> _Aim_:
Go through the listing and pick out each line with the word "negative" in it.

[START OF Provided material]

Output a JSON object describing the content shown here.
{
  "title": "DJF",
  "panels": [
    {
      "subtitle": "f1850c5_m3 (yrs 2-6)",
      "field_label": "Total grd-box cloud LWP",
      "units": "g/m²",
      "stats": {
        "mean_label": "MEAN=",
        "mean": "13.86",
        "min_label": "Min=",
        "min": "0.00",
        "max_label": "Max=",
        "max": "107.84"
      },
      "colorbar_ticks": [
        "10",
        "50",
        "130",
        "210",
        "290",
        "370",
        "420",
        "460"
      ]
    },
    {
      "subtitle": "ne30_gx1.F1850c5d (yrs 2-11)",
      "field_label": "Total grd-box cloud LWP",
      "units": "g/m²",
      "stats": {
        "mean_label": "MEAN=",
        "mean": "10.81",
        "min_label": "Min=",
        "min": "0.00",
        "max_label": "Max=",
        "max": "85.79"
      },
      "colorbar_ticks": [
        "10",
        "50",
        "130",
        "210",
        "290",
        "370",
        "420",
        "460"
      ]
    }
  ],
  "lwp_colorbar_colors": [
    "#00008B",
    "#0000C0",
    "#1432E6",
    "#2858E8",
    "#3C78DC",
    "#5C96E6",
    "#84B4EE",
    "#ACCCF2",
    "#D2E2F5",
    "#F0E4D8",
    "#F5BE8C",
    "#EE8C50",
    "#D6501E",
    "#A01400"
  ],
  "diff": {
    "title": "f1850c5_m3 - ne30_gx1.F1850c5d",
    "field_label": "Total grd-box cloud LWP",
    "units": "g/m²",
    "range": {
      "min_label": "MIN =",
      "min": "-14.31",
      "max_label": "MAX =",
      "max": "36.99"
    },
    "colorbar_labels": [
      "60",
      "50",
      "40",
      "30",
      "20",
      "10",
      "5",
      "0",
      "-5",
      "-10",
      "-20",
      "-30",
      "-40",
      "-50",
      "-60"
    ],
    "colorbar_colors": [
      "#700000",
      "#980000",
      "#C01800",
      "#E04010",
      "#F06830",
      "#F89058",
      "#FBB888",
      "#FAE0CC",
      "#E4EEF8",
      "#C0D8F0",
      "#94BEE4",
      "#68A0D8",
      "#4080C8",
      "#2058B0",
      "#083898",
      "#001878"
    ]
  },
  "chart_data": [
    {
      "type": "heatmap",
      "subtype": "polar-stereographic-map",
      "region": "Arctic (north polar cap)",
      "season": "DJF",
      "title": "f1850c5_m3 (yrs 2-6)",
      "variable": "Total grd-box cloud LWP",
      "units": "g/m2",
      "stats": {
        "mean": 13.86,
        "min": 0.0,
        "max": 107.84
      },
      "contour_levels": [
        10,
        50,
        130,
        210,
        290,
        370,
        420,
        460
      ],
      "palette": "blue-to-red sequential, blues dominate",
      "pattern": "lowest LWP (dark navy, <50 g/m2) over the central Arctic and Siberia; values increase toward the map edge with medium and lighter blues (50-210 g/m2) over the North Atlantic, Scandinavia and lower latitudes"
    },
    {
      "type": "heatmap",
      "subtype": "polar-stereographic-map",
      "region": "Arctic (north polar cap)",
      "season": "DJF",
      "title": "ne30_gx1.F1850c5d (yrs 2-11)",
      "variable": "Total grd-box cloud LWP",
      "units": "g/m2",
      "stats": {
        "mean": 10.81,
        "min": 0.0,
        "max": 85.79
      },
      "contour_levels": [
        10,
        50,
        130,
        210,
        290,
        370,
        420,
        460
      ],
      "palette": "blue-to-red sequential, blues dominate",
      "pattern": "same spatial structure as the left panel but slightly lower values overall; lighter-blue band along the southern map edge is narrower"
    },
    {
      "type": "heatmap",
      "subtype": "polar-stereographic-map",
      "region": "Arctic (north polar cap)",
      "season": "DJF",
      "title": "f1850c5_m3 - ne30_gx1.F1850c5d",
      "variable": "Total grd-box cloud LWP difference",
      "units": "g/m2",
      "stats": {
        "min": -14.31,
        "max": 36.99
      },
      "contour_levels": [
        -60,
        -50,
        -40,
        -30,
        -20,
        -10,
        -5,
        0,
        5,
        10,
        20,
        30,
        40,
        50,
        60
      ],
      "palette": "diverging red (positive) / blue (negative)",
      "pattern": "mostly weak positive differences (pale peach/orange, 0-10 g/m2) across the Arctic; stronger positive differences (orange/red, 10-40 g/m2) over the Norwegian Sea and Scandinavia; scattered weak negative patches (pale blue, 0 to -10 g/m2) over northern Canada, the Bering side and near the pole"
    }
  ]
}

[END OF Provided material]

> _Expected answer_:
      "palette": "diverging red (positive) / blue (negative)",
      "pattern": "mostly weak positive differences (pale peach/orange, 0-10 g/m2) across the Arctic; stronger positive differences (orange/red, 10-40 g/m2) over the Norwegian Sea and Scandinavia; scattered weak negative patches (pale blue, 0 to -10 g/m2) over northern Canada, the Bering side and near the pole"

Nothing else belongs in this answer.